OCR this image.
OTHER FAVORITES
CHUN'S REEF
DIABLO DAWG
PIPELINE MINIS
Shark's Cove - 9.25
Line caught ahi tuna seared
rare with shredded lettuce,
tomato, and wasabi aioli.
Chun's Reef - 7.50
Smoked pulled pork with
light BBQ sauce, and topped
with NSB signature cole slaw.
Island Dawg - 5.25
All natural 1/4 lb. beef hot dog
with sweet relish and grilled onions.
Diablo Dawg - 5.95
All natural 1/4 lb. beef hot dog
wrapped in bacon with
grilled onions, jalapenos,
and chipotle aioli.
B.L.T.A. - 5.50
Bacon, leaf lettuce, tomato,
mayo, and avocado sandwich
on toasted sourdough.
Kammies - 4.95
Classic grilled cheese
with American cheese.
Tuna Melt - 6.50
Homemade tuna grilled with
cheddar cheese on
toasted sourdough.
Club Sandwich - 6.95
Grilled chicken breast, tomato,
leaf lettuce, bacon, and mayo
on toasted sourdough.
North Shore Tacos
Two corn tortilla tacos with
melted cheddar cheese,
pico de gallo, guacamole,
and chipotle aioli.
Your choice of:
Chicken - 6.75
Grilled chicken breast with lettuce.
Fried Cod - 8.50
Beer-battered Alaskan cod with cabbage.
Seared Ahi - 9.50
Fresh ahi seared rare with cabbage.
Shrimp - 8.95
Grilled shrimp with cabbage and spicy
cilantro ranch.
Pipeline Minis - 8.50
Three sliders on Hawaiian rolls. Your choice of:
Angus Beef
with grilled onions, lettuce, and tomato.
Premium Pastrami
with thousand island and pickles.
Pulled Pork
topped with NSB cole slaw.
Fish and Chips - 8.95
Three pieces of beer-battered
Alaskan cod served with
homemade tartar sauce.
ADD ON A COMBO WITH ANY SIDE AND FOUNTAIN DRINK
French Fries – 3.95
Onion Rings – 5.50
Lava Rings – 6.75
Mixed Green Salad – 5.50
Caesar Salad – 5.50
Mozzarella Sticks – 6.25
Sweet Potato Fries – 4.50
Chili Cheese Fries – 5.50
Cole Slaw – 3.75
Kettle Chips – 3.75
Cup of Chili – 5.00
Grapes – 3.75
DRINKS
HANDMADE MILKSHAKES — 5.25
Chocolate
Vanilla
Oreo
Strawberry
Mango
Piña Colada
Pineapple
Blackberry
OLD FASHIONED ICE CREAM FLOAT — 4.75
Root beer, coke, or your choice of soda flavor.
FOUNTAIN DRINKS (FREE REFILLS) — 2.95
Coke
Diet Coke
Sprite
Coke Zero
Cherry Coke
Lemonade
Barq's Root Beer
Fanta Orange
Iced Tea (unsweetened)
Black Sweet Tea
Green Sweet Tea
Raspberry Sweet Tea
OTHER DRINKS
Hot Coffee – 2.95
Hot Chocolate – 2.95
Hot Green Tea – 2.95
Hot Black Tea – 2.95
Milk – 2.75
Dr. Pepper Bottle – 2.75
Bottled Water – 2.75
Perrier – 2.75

*WRITTEN PROBLEM*. Reproduce all the data word for word.

*WRITTEN SOLUTION*.
OCR this image.
OTHER FAVORITES
CHUN'S REEF
DIABLO DAWG
PIPELINE MINIS
Shark's Cove - 9.25
Line caught ahi tuna seared
rare with shredded lettuce,
tomato, and wasabi aioli.
Chun's Reef - 7.50
Smoked pulled pork with
light BBQ sauce, and topped
with NSB signature cole slaw.
Island Dawg - 5.25
All natural 1/4 lb. beef hot dog
with sweet relish and grilled onions.
Diablo Dawg - 5.95
All natural 1/4 lb. beef hot dog
wrapped in bacon with
grilled onions, jalapenos,
and chipotle aioli.
B.L.T.A. - 5.50
Bacon, leaf lettuce, tomato,
mayo, and avocado sandwich
on toasted sourdough.
Kammies - 4.95
Classic grilled cheese
with American cheese.
Tuna Melt - 6.50
Homemade tuna grilled with
cheddar cheese on
toasted sourdough.
Club Sandwich - 6.95
Grilled chicken breast, tomato,
leaf lettuce, bacon, and mayo
on toasted sourdough.
North Shore Tacos
Two corn tortilla tacos with
melted cheddar cheese,
pico de gallo, guacamole,
and chipotle aioli.
Your choice of:
Chicken - 6.75
Grilled chicken breast with lettuce.
Fried Cod - 8.50
Beer-battered Alaskan cod with cabbage.
Seared Ahi - 9.50
Fresh ahi seared rare with cabbage.
Shrimp - 8.95
Grilled shrimp with cabbage and spicy
cilantro ranch.
Pipeline Minis - 8.50
Three sliders on Hawaiian rolls. Your choice of:
Angus Beef
with grilled onions, lettuce, and tomato.
Premium Pastrami
with thousand island and pickles.
Pulled Pork
topped with NSB cole slaw.
Fish and Chips - 8.95
Three pieces of beer-battered
Alaskan cod served with
homemade tartar sauce.
ADD ON A COMBO WITH ANY SIDE AND FOUNTAIN DRINK
French Fries – 3.95
Onion Rings – 5.50
Lava Rings – 6.75
Mixed Green Salad – 5.50
Caesar Salad – 5.50
Mozzarella Sticks – 6.25
Sweet Potato Fries – 4.50
Chili Cheese Fries – 5.50
Cole Slaw – 3.75
Kettle Chips – 3.75
Cup of Chili – 5.00
Grapes – 3.75
DRINKS
HANDMADE MILKSHAKES — 5.25
Chocolate
Vanilla
Oreo
Strawberry
Mango
Piña Colada
Pineapple
Blackberry
OLD FASHIONED ICE CREAM FLOAT — 4.75
Root beer, coke, or your choice of soda flavor.
FOUNTAIN DRINKS (FREE REFILLS) — 2.95
Coke
Diet Coke
Sprite
Coke Zero
Cherry Coke
Lemonade
Barq's Root Beer
Fanta Orange
Iced Tea (unsweetened)
Black Sweet Tea
Green Sweet Tea
Raspberry Sweet Tea
OTHER DRINKS
Hot Coffee – 2.95
Hot Chocolate – 2.95
Hot Green Tea – 2.95
Hot Black Tea – 2.95
Milk – 2.75
Dr. Pepper Bottle – 2.75
Bottled Water – 2.75
Perrier – 2.75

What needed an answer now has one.